WHAT TO PRODUCE >> In the data below, find the line containing "Extract the structured"; reproduce that line and all subsequent lines exactly, and nothing else.

DATA ENTRIES >>
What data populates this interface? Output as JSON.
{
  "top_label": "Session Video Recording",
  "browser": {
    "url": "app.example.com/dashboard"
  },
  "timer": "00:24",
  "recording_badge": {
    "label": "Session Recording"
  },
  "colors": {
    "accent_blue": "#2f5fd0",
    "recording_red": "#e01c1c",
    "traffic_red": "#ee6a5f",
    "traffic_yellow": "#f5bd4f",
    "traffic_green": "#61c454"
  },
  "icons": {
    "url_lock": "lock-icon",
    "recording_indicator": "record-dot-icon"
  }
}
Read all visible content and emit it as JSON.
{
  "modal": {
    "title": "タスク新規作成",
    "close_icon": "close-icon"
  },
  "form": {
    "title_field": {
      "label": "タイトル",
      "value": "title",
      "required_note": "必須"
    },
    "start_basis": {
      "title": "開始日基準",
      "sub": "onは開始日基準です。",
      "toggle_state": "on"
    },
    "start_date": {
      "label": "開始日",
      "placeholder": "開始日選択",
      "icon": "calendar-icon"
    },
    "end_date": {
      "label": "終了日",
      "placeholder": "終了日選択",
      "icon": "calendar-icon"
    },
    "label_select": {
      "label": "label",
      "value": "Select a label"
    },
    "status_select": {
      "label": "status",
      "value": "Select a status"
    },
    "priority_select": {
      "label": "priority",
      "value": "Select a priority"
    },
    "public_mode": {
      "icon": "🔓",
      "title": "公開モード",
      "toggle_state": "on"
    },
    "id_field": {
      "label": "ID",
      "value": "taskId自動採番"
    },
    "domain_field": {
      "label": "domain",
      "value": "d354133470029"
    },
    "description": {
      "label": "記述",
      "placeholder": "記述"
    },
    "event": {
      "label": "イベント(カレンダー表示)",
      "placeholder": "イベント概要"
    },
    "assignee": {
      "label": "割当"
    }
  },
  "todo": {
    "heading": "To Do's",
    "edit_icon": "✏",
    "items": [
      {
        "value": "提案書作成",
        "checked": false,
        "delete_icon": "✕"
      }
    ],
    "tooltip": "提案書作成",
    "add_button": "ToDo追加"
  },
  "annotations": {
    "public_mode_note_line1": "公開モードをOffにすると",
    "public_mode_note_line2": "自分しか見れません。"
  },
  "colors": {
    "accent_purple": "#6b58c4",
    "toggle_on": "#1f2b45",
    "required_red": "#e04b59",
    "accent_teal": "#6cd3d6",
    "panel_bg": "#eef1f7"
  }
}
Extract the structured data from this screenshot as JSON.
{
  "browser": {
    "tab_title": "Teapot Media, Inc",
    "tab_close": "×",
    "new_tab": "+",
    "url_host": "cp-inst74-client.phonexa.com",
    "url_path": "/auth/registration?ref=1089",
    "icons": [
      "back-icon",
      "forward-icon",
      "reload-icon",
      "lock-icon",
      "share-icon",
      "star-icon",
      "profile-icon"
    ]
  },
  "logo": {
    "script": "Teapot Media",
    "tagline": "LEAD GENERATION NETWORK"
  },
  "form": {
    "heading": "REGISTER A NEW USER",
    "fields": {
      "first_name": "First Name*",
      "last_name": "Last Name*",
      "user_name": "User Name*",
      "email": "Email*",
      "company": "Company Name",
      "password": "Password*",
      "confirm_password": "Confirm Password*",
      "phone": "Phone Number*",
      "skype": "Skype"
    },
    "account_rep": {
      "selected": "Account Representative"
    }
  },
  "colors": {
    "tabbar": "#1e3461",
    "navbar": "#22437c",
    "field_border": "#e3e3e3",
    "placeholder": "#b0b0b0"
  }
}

RESULT OF THIS EXERCISE >>
Extract the structured data from this screenshot as JSON.
{
  "browser": {
    "tab_title": "Teapot Media, Inc",
    "tab_close": "×",
    "new_tab": "+",
    "url_host": "cp-inst74-client.phonexa.com",
    "url_path": "/auth/registration?ref=1089",
    "icons": [
      "back-icon",
      "forward-icon",
      "reload-icon",
      "lock-icon",
      "share-icon",
      "star-icon",
      "profile-icon"
    ]
  },
  "logo": {
    "script": "Teapot Media",
    "tagline": "LEAD GENERATION NETWORK"
  },
  "form": {
    "heading": "REGISTER A NEW USER",
    "fields": {
      "first_name": "First Name*",
      "last_name": "Last Name*",
      "user_name": "User Name*",
      "email": "Email*",
      "company": "Company Name",
      "password": "Password*",
      "confirm_password": "Confirm Password*",
      "phone": "Phone Number*",
      "skype": "Skype"
    },
    "account_rep": {
      "selected": "Account Representative"
    }
  },
  "colors": {
    "tabbar": "#1e3461",
    "navbar": "#22437c",
    "field_border": "#e3e3e3",
    "placeholder": "#b0b0b0"
  }
}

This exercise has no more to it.